* Entries taken from a collection
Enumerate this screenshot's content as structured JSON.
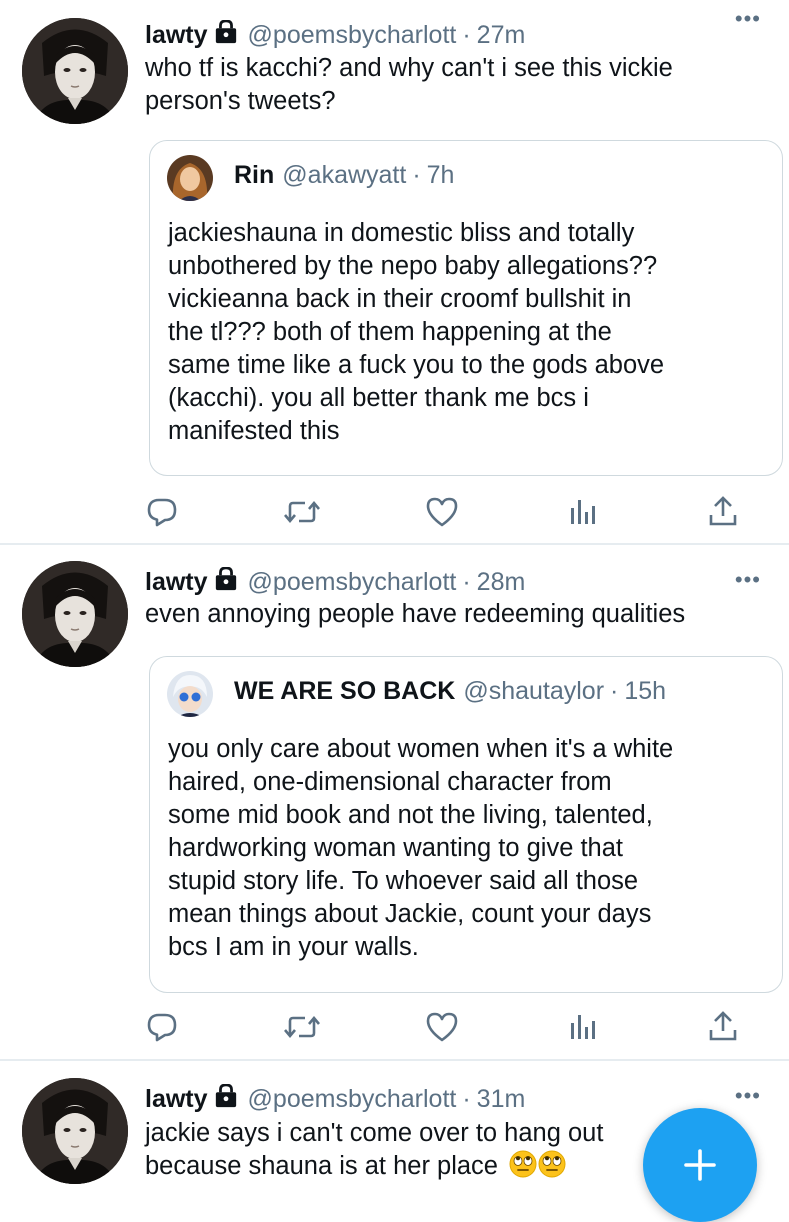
{
  "colors": {
    "accent": "#1da1f2",
    "muted": "#5b7083",
    "divider": "#e6ecf0"
  },
  "tweets": [
    {
      "name": "lawty",
      "handle": "@poemsbycharlott",
      "dot": "·",
      "time": "27m",
      "more": "•••",
      "text": [
        "who tf is kacchi? and why can't i see this vickie",
        "person's tweets?"
      ],
      "quote": {
        "name": "Rin",
        "handle": "@akawyatt",
        "dot": "·",
        "time": "7h",
        "text": [
          "jackieshauna in domestic bliss and totally",
          "unbothered by the nepo baby allegations??",
          "vickieanna back in their croomf bullshit in",
          "the tl??? both of them happening at the",
          "same time like a fuck you to the gods above",
          "(kacchi). you all better thank me bcs i",
          "manifested this"
        ]
      }
    },
    {
      "name": "lawty",
      "handle": "@poemsbycharlott",
      "dot": "·",
      "time": "28m",
      "more": "•••",
      "text": [
        "even annoying people have redeeming qualities"
      ],
      "quote": {
        "name": "WE ARE SO BACK",
        "handle": "@shautaylor",
        "dot": "·",
        "time": "15h",
        "text": [
          "you only care about women when it's a white",
          "haired, one-dimensional character from",
          "some mid book and not the living, talented,",
          "hardworking woman wanting to give that",
          "stupid story life. To whoever said all those",
          "mean things about Jackie, count your days",
          "bcs I am in your walls."
        ]
      }
    },
    {
      "name": "lawty",
      "handle": "@poemsbycharlott",
      "dot": "·",
      "time": "31m",
      "more": "•••",
      "text": [
        "jackie says i can't come over to hang out",
        "because shauna is at her place"
      ]
    }
  ],
  "icons": {
    "reply": "reply-icon",
    "retweet": "retweet-icon",
    "like": "heart-icon",
    "analytics": "analytics-icon",
    "share": "share-icon",
    "lock": "lock-icon",
    "compose": "plus-icon",
    "emoji": "face-with-rolling-eyes-icon"
  }
}
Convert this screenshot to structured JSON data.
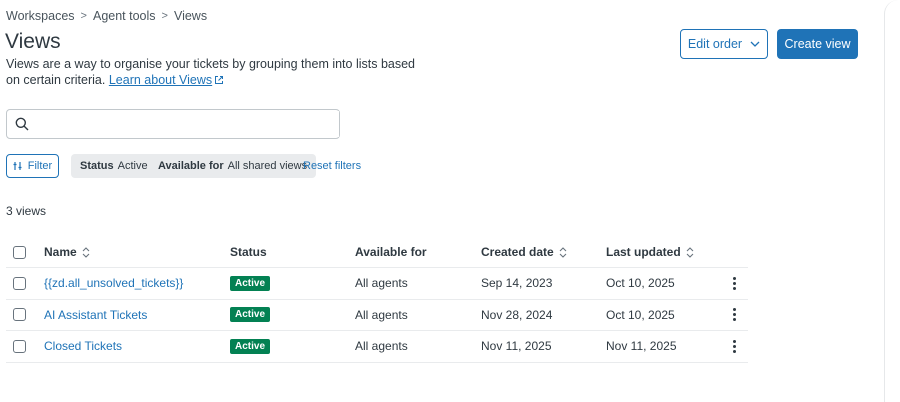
{
  "breadcrumb": {
    "items": [
      "Workspaces",
      "Agent tools",
      "Views"
    ],
    "separator": ">"
  },
  "page": {
    "title": "Views",
    "description": "Views are a way to organise your tickets by grouping them into lists based on certain criteria.",
    "learn_link": "Learn about Views"
  },
  "actions": {
    "edit_order": "Edit order",
    "create_view": "Create view"
  },
  "search": {
    "value": "",
    "placeholder": ""
  },
  "filters": {
    "filter_label": "Filter",
    "status_key": "Status",
    "status_value": "Active",
    "available_key": "Available for",
    "available_value": "All shared views",
    "reset_label": "Reset filters"
  },
  "views_count": "3 views",
  "table": {
    "columns": {
      "name": "Name",
      "status": "Status",
      "available": "Available for",
      "created": "Created date",
      "updated": "Last updated"
    },
    "rows": [
      {
        "name": "{{zd.all_unsolved_tickets}}",
        "status": "Active",
        "available": "All agents",
        "created": "Sep 14, 2023",
        "updated": "Oct 10, 2025"
      },
      {
        "name": "AI Assistant Tickets",
        "status": "Active",
        "available": "All agents",
        "created": "Nov 28, 2024",
        "updated": "Oct 10, 2025"
      },
      {
        "name": "Closed Tickets",
        "status": "Active",
        "available": "All agents",
        "created": "Nov 11, 2025",
        "updated": "Nov 11, 2025"
      }
    ]
  },
  "colors": {
    "primary": "#1f73b7",
    "active_badge": "#038153",
    "chip_bg": "#e9ebed",
    "text": "#2f3941"
  },
  "icons": [
    "chevron-right-icon",
    "external-link-icon",
    "chevron-down-icon",
    "search-icon",
    "filter-sliders-icon",
    "sort-icon",
    "kebab-menu-icon"
  ]
}
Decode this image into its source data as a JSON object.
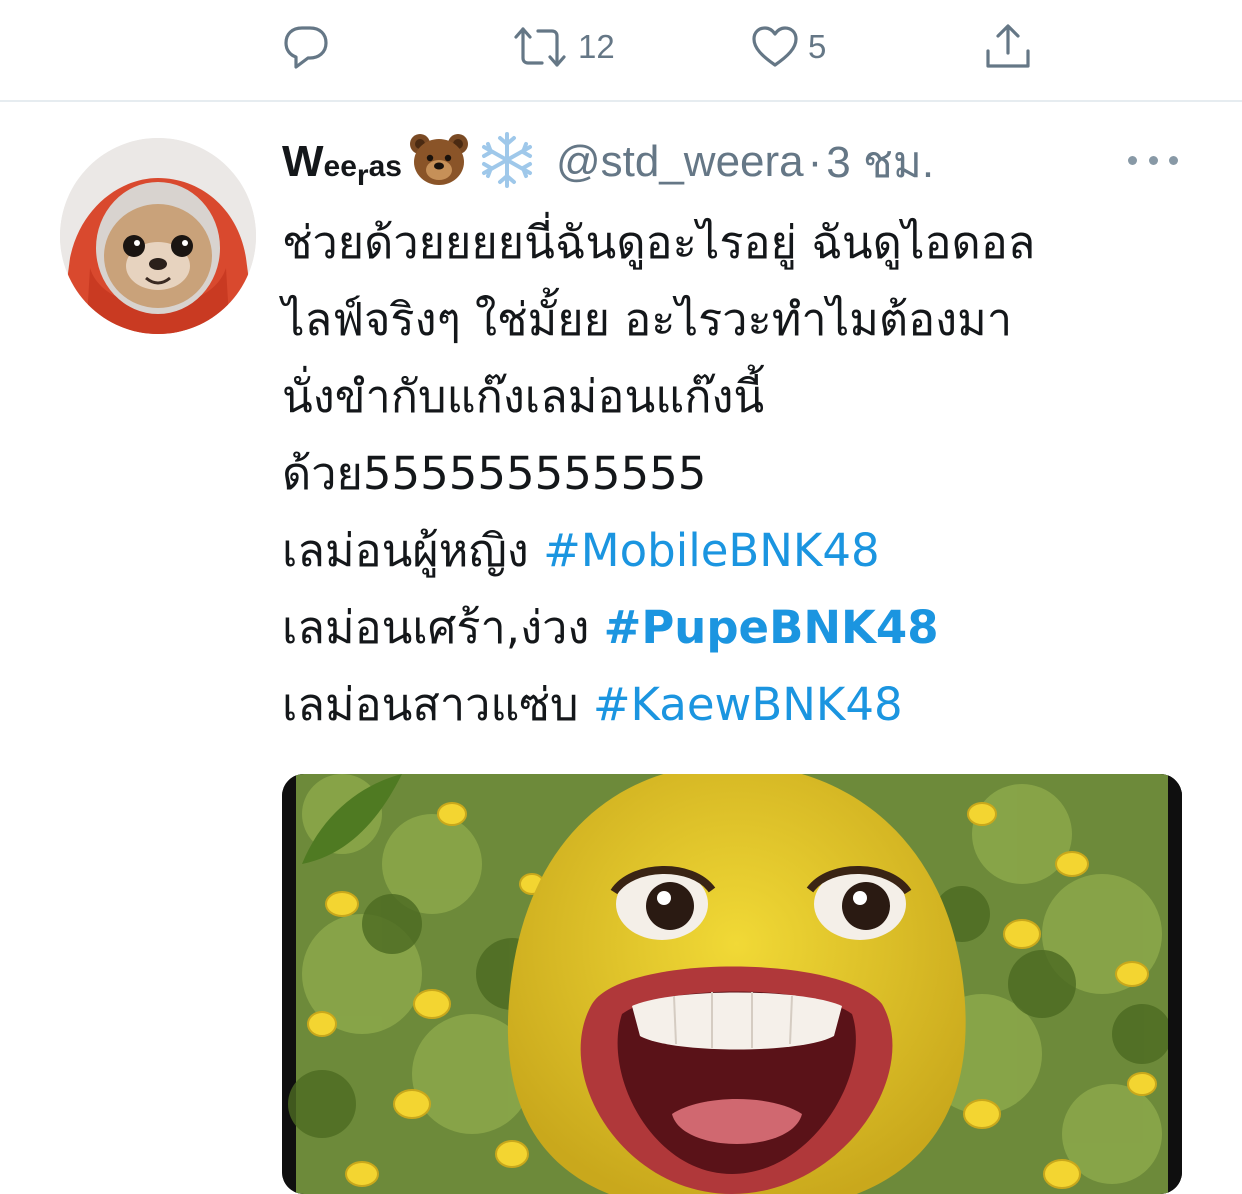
{
  "previous_tweet_actions": {
    "reply_count": "",
    "retweet_count": "12",
    "like_count": "5"
  },
  "tweet": {
    "display_name": "Weeras",
    "display_name_parts": [
      "W",
      "ee",
      "r",
      "as"
    ],
    "name_emojis": [
      "bear-icon",
      "snowflake-icon"
    ],
    "handle": "@std_weera",
    "separator": "·",
    "time": "3 ชม.",
    "text_lines": [
      "ช่วยด้วยยยยนี่ฉันดูอะไรอยู่ ฉันดูไอดอล",
      "ไลฟ์จริงๆ ใช่มั้ยย อะไรวะทำไมต้องมา",
      "นั่งขำกับแก๊งเลม่อนแก๊งนี้",
      "ด้วย555555555555"
    ],
    "hashtag_lines": [
      {
        "prefix": "เลม่อนผู้หญิง ",
        "hashtag": "#MobileBNK48"
      },
      {
        "prefix": "เลม่อนเศร้า,ง่วง ",
        "hashtag": "#PupeBNK48"
      },
      {
        "prefix": "เลม่อนสาวแซ่บ ",
        "hashtag": "#KaewBNK48"
      }
    ]
  },
  "colors": {
    "link": "#1b95e0",
    "secondary_text": "#657786",
    "divider": "#e6ecf0"
  }
}
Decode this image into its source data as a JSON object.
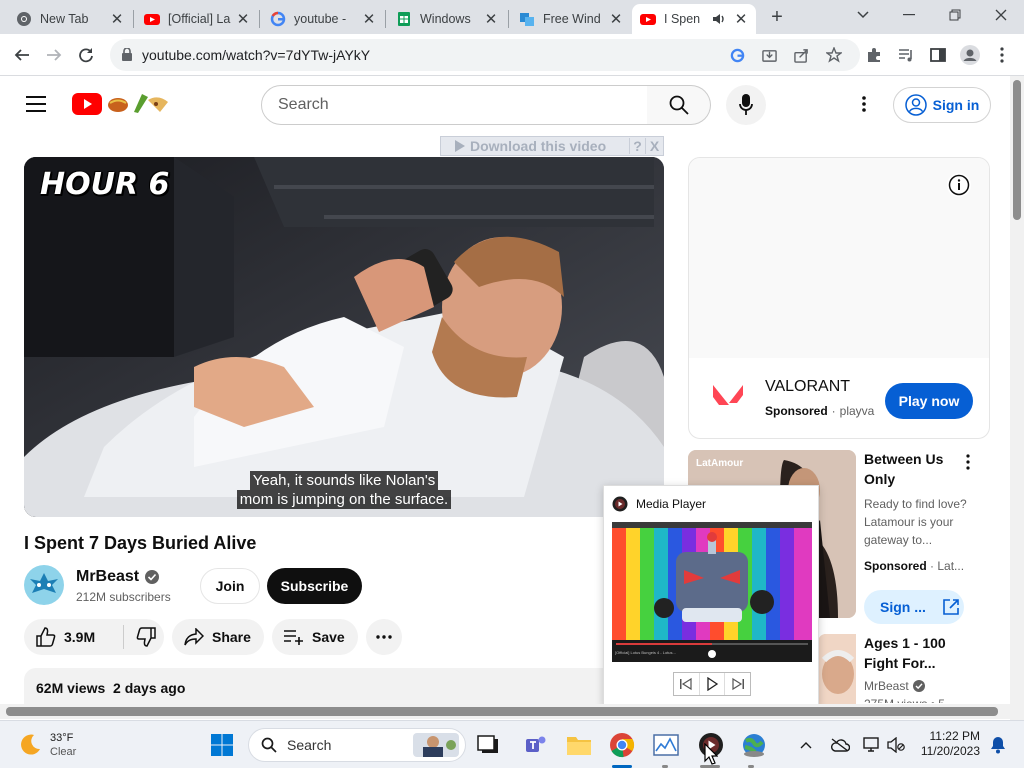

* WHAT THE TASK REQUIRES
Find the word "JSON" in the entries above and gather every line that holds it.

* EXERCISE ANSWER
Enumerate this screenshot's content as structured JSON.
Convert this screenshot to structured JSON data.
Decode this image into its source data as a JSON object.
Decode this image into its source data as a JSON object.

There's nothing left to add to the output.